Short problem
Write out all of the data without omission, exactly as shown.

Data lines
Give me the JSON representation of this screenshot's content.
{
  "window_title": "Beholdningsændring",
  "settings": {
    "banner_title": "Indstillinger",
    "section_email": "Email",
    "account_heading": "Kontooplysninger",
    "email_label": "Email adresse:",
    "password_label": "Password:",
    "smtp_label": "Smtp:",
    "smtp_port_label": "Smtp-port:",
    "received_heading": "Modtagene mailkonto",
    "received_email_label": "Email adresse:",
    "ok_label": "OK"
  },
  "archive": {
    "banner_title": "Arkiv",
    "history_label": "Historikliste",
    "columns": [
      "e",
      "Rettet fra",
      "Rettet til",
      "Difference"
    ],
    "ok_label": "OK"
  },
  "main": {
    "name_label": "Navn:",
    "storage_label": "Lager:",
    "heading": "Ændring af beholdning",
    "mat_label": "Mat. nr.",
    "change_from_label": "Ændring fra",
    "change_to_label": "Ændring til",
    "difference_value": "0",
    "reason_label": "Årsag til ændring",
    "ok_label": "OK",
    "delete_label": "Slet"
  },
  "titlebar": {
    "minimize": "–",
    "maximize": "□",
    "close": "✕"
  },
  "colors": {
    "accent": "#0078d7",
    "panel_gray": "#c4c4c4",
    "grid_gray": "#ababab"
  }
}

Right answer
Give me the JSON representation of this screenshot's content.
{
  "window_title": "Beholdningsændring",
  "settings": {
    "banner_title": "Indstillinger",
    "section_email": "Email",
    "account_heading": "Kontooplysninger",
    "email_label": "Email adresse:",
    "password_label": "Password:",
    "smtp_label": "Smtp:",
    "smtp_port_label": "Smtp-port:",
    "received_heading": "Modtagene mailkonto",
    "received_email_label": "Email adresse:",
    "ok_label": "OK"
  },
  "archive": {
    "banner_title": "Arkiv",
    "history_label": "Historikliste",
    "columns": [
      "e",
      "Rettet fra",
      "Rettet til",
      "Difference"
    ],
    "ok_label": "OK"
  },
  "main": {
    "name_label": "Navn:",
    "storage_label": "Lager:",
    "heading": "Ændring af beholdning",
    "mat_label": "Mat. nr.",
    "change_from_label": "Ændring fra",
    "change_to_label": "Ændring til",
    "difference_value": "0",
    "reason_label": "Årsag til ændring",
    "ok_label": "OK",
    "delete_label": "Slet"
  },
  "titlebar": {
    "minimize": "–",
    "maximize": "□",
    "close": "✕"
  },
  "colors": {
    "accent": "#0078d7",
    "panel_gray": "#c4c4c4",
    "grid_gray": "#ababab"
  }
}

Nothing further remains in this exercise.